>> Start Records for the task

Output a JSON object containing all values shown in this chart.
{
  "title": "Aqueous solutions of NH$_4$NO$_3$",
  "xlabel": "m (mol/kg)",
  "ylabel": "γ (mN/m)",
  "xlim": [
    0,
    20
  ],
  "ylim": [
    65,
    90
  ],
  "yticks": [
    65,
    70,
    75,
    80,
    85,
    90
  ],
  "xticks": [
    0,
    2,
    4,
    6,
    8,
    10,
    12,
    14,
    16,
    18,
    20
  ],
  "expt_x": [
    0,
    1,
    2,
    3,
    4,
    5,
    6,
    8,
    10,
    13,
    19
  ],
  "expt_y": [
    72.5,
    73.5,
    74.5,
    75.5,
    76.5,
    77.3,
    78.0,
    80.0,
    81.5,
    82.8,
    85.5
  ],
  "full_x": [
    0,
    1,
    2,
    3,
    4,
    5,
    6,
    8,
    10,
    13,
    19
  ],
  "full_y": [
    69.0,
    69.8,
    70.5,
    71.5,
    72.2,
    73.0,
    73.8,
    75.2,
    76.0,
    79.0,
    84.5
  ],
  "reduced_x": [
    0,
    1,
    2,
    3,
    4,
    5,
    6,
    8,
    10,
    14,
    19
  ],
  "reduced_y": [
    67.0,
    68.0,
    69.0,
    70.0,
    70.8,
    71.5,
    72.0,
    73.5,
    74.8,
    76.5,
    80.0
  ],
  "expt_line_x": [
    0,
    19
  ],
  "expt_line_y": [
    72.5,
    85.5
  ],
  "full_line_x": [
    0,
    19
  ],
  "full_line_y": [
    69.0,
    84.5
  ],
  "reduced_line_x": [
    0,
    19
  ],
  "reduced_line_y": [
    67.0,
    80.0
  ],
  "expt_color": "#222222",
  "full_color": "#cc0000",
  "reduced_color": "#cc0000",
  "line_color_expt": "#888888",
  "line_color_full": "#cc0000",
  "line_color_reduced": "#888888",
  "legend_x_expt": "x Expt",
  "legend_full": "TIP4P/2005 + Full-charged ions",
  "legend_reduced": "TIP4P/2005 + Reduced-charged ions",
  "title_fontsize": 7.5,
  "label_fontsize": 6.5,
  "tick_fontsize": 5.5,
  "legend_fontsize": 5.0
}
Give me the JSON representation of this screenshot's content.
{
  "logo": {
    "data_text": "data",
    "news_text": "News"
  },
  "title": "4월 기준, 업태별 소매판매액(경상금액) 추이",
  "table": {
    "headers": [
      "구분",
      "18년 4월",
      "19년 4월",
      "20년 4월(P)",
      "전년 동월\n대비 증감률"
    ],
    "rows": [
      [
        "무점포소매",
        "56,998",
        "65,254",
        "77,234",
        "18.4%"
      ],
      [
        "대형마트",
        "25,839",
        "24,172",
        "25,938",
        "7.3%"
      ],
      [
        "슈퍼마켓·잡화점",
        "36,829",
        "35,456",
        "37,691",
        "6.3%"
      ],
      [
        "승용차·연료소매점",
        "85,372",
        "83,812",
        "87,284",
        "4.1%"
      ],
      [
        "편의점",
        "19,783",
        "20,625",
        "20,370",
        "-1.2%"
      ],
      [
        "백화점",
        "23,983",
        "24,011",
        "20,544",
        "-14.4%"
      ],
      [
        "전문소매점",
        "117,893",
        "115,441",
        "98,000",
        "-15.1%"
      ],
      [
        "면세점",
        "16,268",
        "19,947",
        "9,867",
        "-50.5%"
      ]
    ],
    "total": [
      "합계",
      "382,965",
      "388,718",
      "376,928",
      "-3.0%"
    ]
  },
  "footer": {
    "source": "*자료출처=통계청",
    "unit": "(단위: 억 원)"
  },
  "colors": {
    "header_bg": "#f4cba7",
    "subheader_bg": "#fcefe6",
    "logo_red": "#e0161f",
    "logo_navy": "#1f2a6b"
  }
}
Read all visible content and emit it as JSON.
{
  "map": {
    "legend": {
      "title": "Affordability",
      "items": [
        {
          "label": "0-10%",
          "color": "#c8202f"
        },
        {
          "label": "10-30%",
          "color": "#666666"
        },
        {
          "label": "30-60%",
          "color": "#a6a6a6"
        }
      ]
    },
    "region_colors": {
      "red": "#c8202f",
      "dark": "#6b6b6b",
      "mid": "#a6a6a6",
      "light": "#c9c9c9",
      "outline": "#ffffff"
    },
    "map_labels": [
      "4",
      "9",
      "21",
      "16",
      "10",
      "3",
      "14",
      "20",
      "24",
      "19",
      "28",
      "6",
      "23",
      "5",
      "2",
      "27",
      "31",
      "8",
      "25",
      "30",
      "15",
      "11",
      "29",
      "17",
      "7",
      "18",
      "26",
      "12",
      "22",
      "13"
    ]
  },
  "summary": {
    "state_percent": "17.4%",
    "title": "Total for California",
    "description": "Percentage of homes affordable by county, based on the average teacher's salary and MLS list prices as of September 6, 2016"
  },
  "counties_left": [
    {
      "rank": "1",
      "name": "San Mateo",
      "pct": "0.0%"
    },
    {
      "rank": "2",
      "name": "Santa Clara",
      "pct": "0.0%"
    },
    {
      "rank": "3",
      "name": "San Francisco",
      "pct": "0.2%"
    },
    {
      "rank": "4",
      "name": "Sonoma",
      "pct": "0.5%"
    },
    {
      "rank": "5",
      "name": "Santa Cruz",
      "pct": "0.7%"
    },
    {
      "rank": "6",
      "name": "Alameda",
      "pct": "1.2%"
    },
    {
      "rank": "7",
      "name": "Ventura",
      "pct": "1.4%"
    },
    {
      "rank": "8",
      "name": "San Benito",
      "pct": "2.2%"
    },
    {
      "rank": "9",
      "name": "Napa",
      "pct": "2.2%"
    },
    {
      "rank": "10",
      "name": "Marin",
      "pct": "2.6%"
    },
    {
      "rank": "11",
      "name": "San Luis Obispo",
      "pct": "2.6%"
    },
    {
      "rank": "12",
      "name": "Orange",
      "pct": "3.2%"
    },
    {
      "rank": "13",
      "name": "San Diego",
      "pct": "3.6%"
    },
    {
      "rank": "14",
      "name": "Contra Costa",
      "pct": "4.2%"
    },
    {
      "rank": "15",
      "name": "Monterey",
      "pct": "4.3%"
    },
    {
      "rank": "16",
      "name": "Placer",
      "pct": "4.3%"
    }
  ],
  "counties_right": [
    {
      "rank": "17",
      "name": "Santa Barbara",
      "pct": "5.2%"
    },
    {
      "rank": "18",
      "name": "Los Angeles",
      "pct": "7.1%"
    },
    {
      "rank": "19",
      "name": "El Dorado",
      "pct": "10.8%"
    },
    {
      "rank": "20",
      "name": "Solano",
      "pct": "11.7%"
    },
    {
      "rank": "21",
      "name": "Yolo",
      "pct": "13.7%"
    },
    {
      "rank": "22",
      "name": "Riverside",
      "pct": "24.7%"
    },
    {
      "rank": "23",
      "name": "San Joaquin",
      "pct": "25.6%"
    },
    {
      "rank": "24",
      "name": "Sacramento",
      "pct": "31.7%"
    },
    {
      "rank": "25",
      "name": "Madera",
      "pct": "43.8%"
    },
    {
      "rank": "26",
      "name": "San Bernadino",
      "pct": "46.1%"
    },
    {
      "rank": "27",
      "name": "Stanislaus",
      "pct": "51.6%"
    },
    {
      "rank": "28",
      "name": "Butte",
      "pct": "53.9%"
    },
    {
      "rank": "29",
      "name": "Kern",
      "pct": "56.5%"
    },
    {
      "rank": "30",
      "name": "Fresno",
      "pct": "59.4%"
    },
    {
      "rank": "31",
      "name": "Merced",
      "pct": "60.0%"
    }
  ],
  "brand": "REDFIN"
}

>> End Records for the task

What you will do: Reproduce each line verbatim.

Response:
Output a JSON object containing all values shown in this chart.
{
  "title": "Aqueous solutions of NH$_4$NO$_3$",
  "xlabel": "m (mol/kg)",
  "ylabel": "γ (mN/m)",
  "xlim": [
    0,
    20
  ],
  "ylim": [
    65,
    90
  ],
  "yticks": [
    65,
    70,
    75,
    80,
    85,
    90
  ],
  "xticks": [
    0,
    2,
    4,
    6,
    8,
    10,
    12,
    14,
    16,
    18,
    20
  ],
  "expt_x": [
    0,
    1,
    2,
    3,
    4,
    5,
    6,
    8,
    10,
    13,
    19
  ],
  "expt_y": [
    72.5,
    73.5,
    74.5,
    75.5,
    76.5,
    77.3,
    78.0,
    80.0,
    81.5,
    82.8,
    85.5
  ],
  "full_x": [
    0,
    1,
    2,
    3,
    4,
    5,
    6,
    8,
    10,
    13,
    19
  ],
  "full_y": [
    69.0,
    69.8,
    70.5,
    71.5,
    72.2,
    73.0,
    73.8,
    75.2,
    76.0,
    79.0,
    84.5
  ],
  "reduced_x": [
    0,
    1,
    2,
    3,
    4,
    5,
    6,
    8,
    10,
    14,
    19
  ],
  "reduced_y": [
    67.0,
    68.0,
    69.0,
    70.0,
    70.8,
    71.5,
    72.0,
    73.5,
    74.8,
    76.5,
    80.0
  ],
  "expt_line_x": [
    0,
    19
  ],
  "expt_line_y": [
    72.5,
    85.5
  ],
  "full_line_x": [
    0,
    19
  ],
  "full_line_y": [
    69.0,
    84.5
  ],
  "reduced_line_x": [
    0,
    19
  ],
  "reduced_line_y": [
    67.0,
    80.0
  ],
  "expt_color": "#222222",
  "full_color": "#cc0000",
  "reduced_color": "#cc0000",
  "line_color_expt": "#888888",
  "line_color_full": "#cc0000",
  "line_color_reduced": "#888888",
  "legend_x_expt": "x Expt",
  "legend_full": "TIP4P/2005 + Full-charged ions",
  "legend_reduced": "TIP4P/2005 + Reduced-charged ions",
  "title_fontsize": 7.5,
  "label_fontsize": 6.5,
  "tick_fontsize": 5.5,
  "legend_fontsize": 5.0
}
Give me the JSON representation of this screenshot's content.
{
  "logo": {
    "data_text": "data",
    "news_text": "News"
  },
  "title": "4월 기준, 업태별 소매판매액(경상금액) 추이",
  "table": {
    "headers": [
      "구분",
      "18년 4월",
      "19년 4월",
      "20년 4월(P)",
      "전년 동월\n대비 증감률"
    ],
    "rows": [
      [
        "무점포소매",
        "56,998",
        "65,254",
        "77,234",
        "18.4%"
      ],
      [
        "대형마트",
        "25,839",
        "24,172",
        "25,938",
        "7.3%"
      ],
      [
        "슈퍼마켓·잡화점",
        "36,829",
        "35,456",
        "37,691",
        "6.3%"
      ],
      [
        "승용차·연료소매점",
        "85,372",
        "83,812",
        "87,284",
        "4.1%"
      ],
      [
        "편의점",
        "19,783",
        "20,625",
        "20,370",
        "-1.2%"
      ],
      [
        "백화점",
        "23,983",
        "24,011",
        "20,544",
        "-14.4%"
      ],
      [
        "전문소매점",
        "117,893",
        "115,441",
        "98,000",
        "-15.1%"
      ],
      [
        "면세점",
        "16,268",
        "19,947",
        "9,867",
        "-50.5%"
      ]
    ],
    "total": [
      "합계",
      "382,965",
      "388,718",
      "376,928",
      "-3.0%"
    ]
  },
  "footer": {
    "source": "*자료출처=통계청",
    "unit": "(단위: 억 원)"
  },
  "colors": {
    "header_bg": "#f4cba7",
    "subheader_bg": "#fcefe6",
    "logo_red": "#e0161f",
    "logo_navy": "#1f2a6b"
  }
}
Read all visible content and emit it as JSON.
{
  "map": {
    "legend": {
      "title": "Affordability",
      "items": [
        {
          "label": "0-10%",
          "color": "#c8202f"
        },
        {
          "label": "10-30%",
          "color": "#666666"
        },
        {
          "label": "30-60%",
          "color": "#a6a6a6"
        }
      ]
    },
    "region_colors": {
      "red": "#c8202f",
      "dark": "#6b6b6b",
      "mid": "#a6a6a6",
      "light": "#c9c9c9",
      "outline": "#ffffff"
    },
    "map_labels": [
      "4",
      "9",
      "21",
      "16",
      "10",
      "3",
      "14",
      "20",
      "24",
      "19",
      "28",
      "6",
      "23",
      "5",
      "2",
      "27",
      "31",
      "8",
      "25",
      "30",
      "15",
      "11",
      "29",
      "17",
      "7",
      "18",
      "26",
      "12",
      "22",
      "13"
    ]
  },
  "summary": {
    "state_percent": "17.4%",
    "title": "Total for California",
    "description": "Percentage of homes affordable by county, based on the average teacher's salary and MLS list prices as of September 6, 2016"
  },
  "counties_left": [
    {
      "rank": "1",
      "name": "San Mateo",
      "pct": "0.0%"
    },
    {
      "rank": "2",
      "name": "Santa Clara",
      "pct": "0.0%"
    },
    {
      "rank": "3",
      "name": "San Francisco",
      "pct": "0.2%"
    },
    {
      "rank": "4",
      "name": "Sonoma",
      "pct": "0.5%"
    },
    {
      "rank": "5",
      "name": "Santa Cruz",
      "pct": "0.7%"
    },
    {
      "rank": "6",
      "name": "Alameda",
      "pct": "1.2%"
    },
    {
      "rank": "7",
      "name": "Ventura",
      "pct": "1.4%"
    },
    {
      "rank": "8",
      "name": "San Benito",
      "pct": "2.2%"
    },
    {
      "rank": "9",
      "name": "Napa",
      "pct": "2.2%"
    },
    {
      "rank": "10",
      "name": "Marin",
      "pct": "2.6%"
    },
    {
      "rank": "11",
      "name": "San Luis Obispo",
      "pct": "2.6%"
    },
    {
      "rank": "12",
      "name": "Orange",
      "pct": "3.2%"
    },
    {
      "rank": "13",
      "name": "San Diego",
      "pct": "3.6%"
    },
    {
      "rank": "14",
      "name": "Contra Costa",
      "pct": "4.2%"
    },
    {
      "rank": "15",
      "name": "Monterey",
      "pct": "4.3%"
    },
    {
      "rank": "16",
      "name": "Placer",
      "pct": "4.3%"
    }
  ],
  "counties_right": [
    {
      "rank": "17",
      "name": "Santa Barbara",
      "pct": "5.2%"
    },
    {
      "rank": "18",
      "name": "Los Angeles",
      "pct": "7.1%"
    },
    {
      "rank": "19",
      "name": "El Dorado",
      "pct": "10.8%"
    },
    {
      "rank": "20",
      "name": "Solano",
      "pct": "11.7%"
    },
    {
      "rank": "21",
      "name": "Yolo",
      "pct": "13.7%"
    },
    {
      "rank": "22",
      "name": "Riverside",
      "pct": "24.7%"
    },
    {
      "rank": "23",
      "name": "San Joaquin",
      "pct": "25.6%"
    },
    {
      "rank": "24",
      "name": "Sacramento",
      "pct": "31.7%"
    },
    {
      "rank": "25",
      "name": "Madera",
      "pct": "43.8%"
    },
    {
      "rank": "26",
      "name": "San Bernadino",
      "pct": "46.1%"
    },
    {
      "rank": "27",
      "name": "Stanislaus",
      "pct": "51.6%"
    },
    {
      "rank": "28",
      "name": "Butte",
      "pct": "53.9%"
    },
    {
      "rank": "29",
      "name": "Kern",
      "pct": "56.5%"
    },
    {
      "rank": "30",
      "name": "Fresno",
      "pct": "59.4%"
    },
    {
      "rank": "31",
      "name": "Merced",
      "pct": "60.0%"
    }
  ],
  "brand": "REDFIN"
}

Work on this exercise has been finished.